_DOCUMENT EXTRACT_
[BEGIN]

ARIZONA COURT OF APPEALS DIVISION ONE
Aug 9, 2016
No. 1 CA-CR 15-0374 (Ariz. Ct. App. Aug. 9, 2016)

Opinion

No. 1 CA-CR 15-0374

08-09-2016

STATE OF ARIZONA, Appellee, v. ROBERT AMARILLAS HERNANDEZ, Appellant.

COUNSEL Arizona Attorney General's Office, Phoenix By Eric K. Knobloch Counsel for Appellee Maricopa County Public Defender's Office, Phoenix By Rena P. Glitsos Counsel for Appellant


NOTICE: NOT FOR OFFICIAL PUBLICATION. UNDER ARIZONA RULE OF THE SUPREME COURT 111(c), THIS DECISION IS NOT PRECEDENTIAL AND MAY BE CITED ONLY AS AUTHORIZED BY RULE. Appeal from the Superior Court in Maricopa County
No. CR2014-134169-001
The Honorable Sam J. Myers, Judge

AFFIRMED

COUNSEL Arizona Attorney General's Office, Phoenix
By Eric K. Knobloch
Counsel for Appellee Maricopa County Public Defender's Office, Phoenix
By Rena P. Glitsos
Counsel for Appellant

MEMORANDUM DECISION

Judge Peter B. Swann delivered the decision of the court, in which Presiding Judge Patricia A. Orozco and Judge Jon W. Thompson joined. SWANN, Judge:

¶1 Robert Amarillas Hernandez ("Defendant") appeals from his convictions for armed robbery, unlawful flight from law enforcement vehicle and cruelty to animals. He contends that the trial court erred in admitting as evidence a knife found in Victim's vehicle. For the following reasons, we affirm.

FACTS AND PROCEDURAL HISTORY

¶2 Well after dark, Victim stopped his truck at a water vending machine to fill up empty bottles. He parked a few feet away and walked over to the machine with the bottles, leaving the keys in his truck. As he was getting water, Victim heard the engine turn over and saw the lights come on. Victim saw a man, later identified as Defendant, in his truck, and as Victim tried to stop him, he saw Defendant holding what Victim believed to be a "bright and black" gun. Defendant fled in the truck, and Victim called 9-1-1.

[END]

_COMPLETE THE FOLLOWING_
A. In the Arizona appeals decision, which convictions is Defendant appealing?
B. Pick up the Arizona appeals decision where it leaves off and keep writing it.

A block of data
[BEGIN]

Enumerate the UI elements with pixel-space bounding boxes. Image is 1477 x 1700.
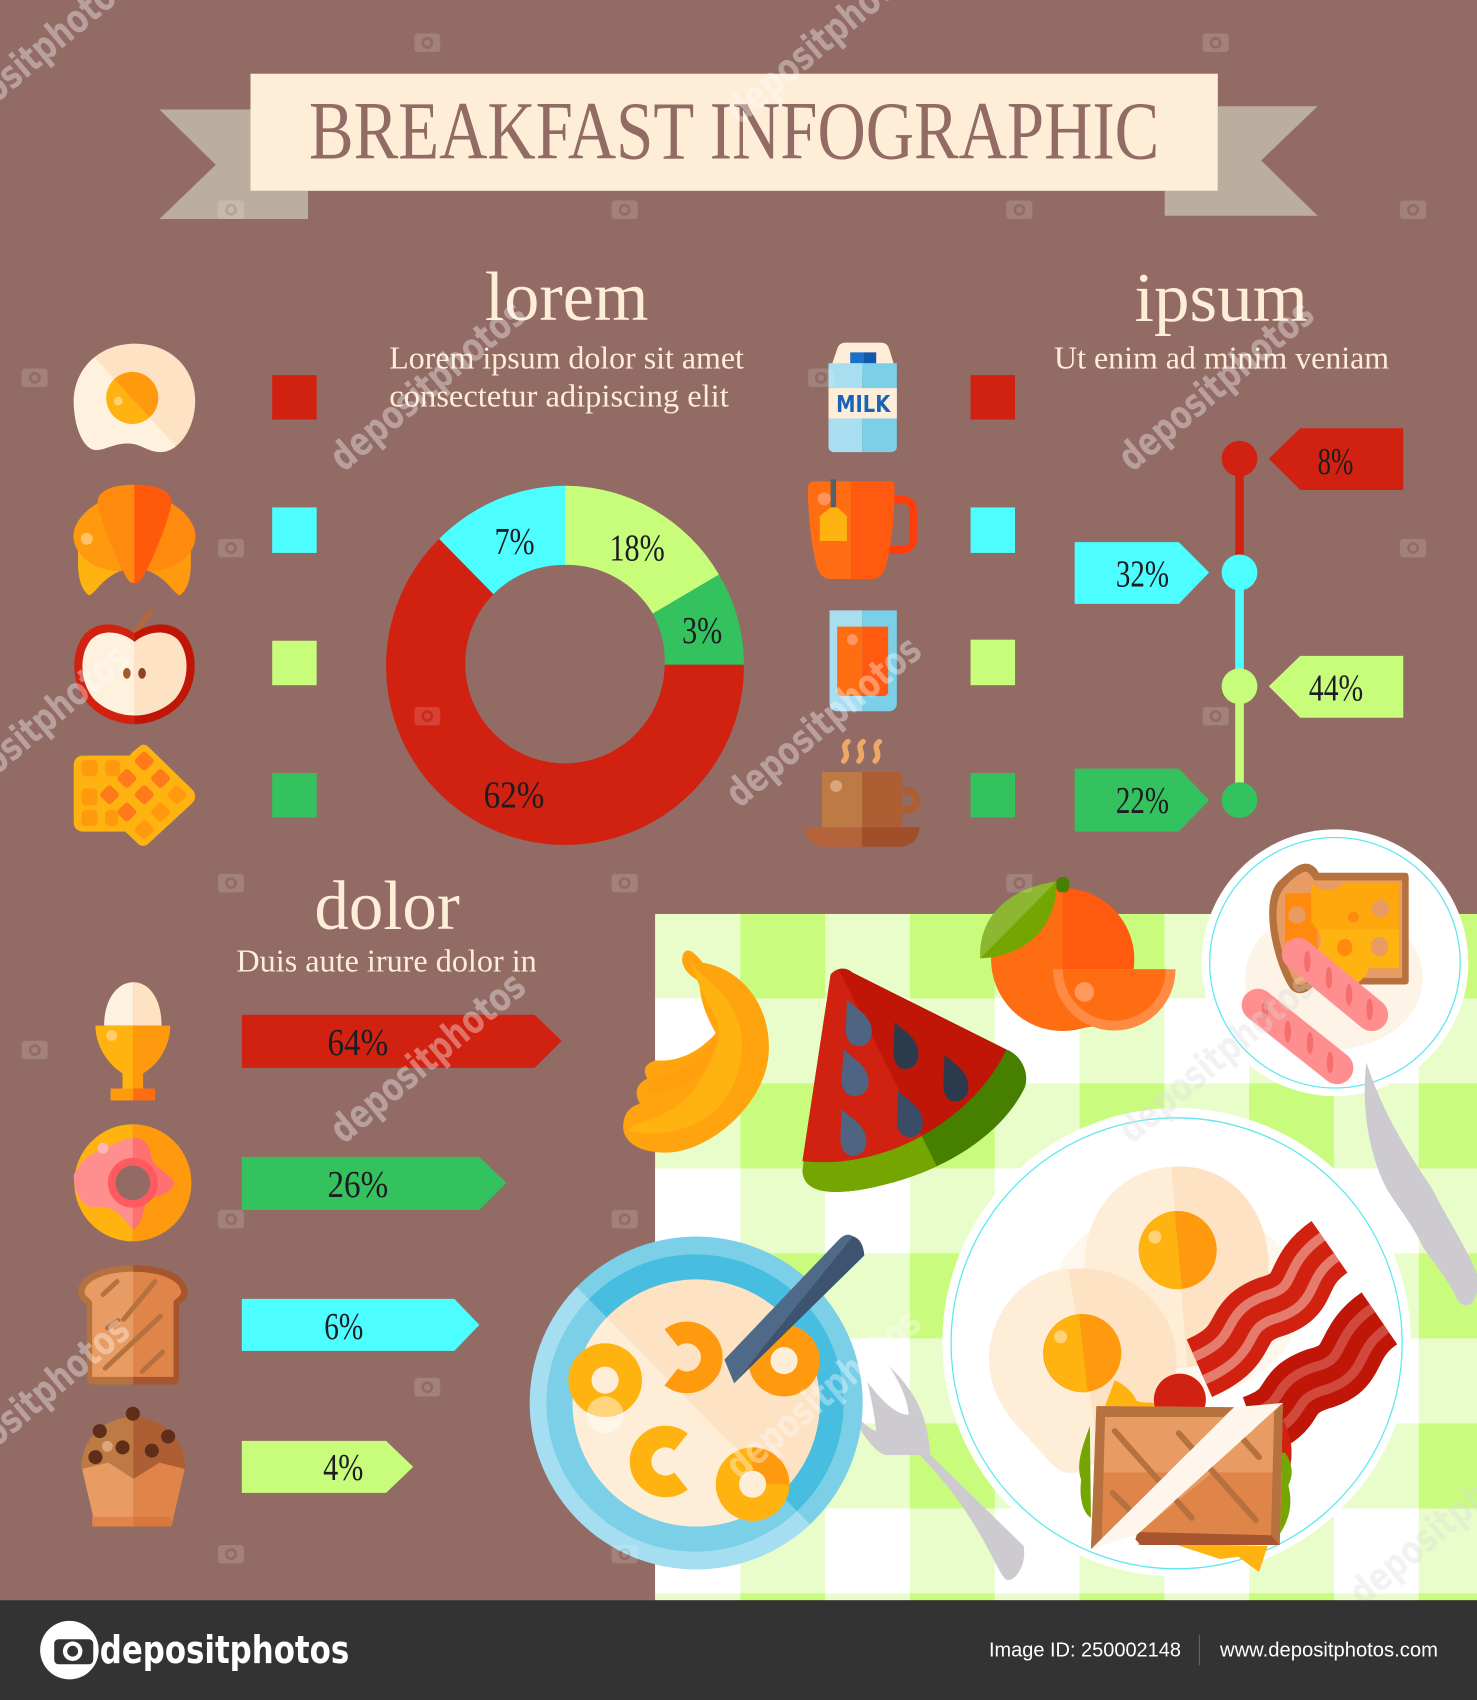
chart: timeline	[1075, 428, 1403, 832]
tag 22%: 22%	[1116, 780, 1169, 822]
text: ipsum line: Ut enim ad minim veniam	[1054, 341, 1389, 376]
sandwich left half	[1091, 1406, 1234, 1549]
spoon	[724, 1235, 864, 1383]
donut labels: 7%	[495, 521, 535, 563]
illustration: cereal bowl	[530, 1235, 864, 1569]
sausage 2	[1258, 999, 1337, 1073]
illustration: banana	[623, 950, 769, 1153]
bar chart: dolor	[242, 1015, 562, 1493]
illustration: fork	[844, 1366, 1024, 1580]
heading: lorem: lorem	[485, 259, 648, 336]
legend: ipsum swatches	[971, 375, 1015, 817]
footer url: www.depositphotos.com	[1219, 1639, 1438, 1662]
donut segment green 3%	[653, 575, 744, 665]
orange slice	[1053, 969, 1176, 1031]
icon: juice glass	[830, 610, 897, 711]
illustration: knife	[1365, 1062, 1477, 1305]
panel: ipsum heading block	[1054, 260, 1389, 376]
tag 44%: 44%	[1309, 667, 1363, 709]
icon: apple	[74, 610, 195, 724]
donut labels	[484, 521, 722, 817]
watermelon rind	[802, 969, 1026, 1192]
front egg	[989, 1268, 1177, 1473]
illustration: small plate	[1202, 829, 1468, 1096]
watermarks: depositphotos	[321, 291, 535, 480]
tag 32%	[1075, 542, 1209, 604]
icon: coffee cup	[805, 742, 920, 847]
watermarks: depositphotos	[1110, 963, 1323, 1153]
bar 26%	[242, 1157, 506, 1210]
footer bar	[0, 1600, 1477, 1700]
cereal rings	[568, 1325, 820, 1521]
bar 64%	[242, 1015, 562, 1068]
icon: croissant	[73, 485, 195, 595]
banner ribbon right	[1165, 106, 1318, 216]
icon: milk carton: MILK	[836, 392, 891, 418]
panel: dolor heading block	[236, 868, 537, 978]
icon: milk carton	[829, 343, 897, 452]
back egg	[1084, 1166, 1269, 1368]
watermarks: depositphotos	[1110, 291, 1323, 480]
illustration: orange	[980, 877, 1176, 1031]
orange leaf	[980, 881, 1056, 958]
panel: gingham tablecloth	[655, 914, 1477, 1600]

[END]

_PER-TASK OUTPUTS_
A. Armed robbery, unlawful flight from law enforcement vehicle, and cruelty to animals.

B.
¶3 Officer Davidge, who responded to the emergency call and spoke to Victim, later saw a vehicle matching the description from the Victim on the road. When the officer attempted to pull the truck over, Defendant accelerated and tried to flee. He led several officers on a high-speed pursuit for a few miles on surface streets until the officers stopped because Defendant crossed the center median and drove toward oncoming traffic. The officers spotted the truck again a few minutes later and were able to end the pursuit. When Defendant exited the truck, he struggled with the officers, grabbed a police dog's leash (leading the dog to bite him), and was Tased multiple times.

¶4 After police recovered Victim's truck, they brought Victim in for an interview. He identified Defendant from a photographic lineup as the man who took his truck. Police conducted a search of the truck with Victim's permission. Among other items, they found a "folding [B]uck knife" in the center console, the only item Victim stated did not belong to him. The police did not find a gun on the suspect or in the truck.

¶5 The state charged Defendant with armed robbery, theft of means of transportation, unlawful flight from law enforcement vehicle and cruelty to animals. The court later dismissed the theft charge on the state's motion. Defendant was indicted by a grand jury. The grand jurors asked Detective Durham several questions about the gun Victim reportedly saw and the role of the knife in the alleged robbery. Though the detective testified that the Victim believed he saw a gun, the detective did not rule out the possibility that Defendant was holding the knife during the incident.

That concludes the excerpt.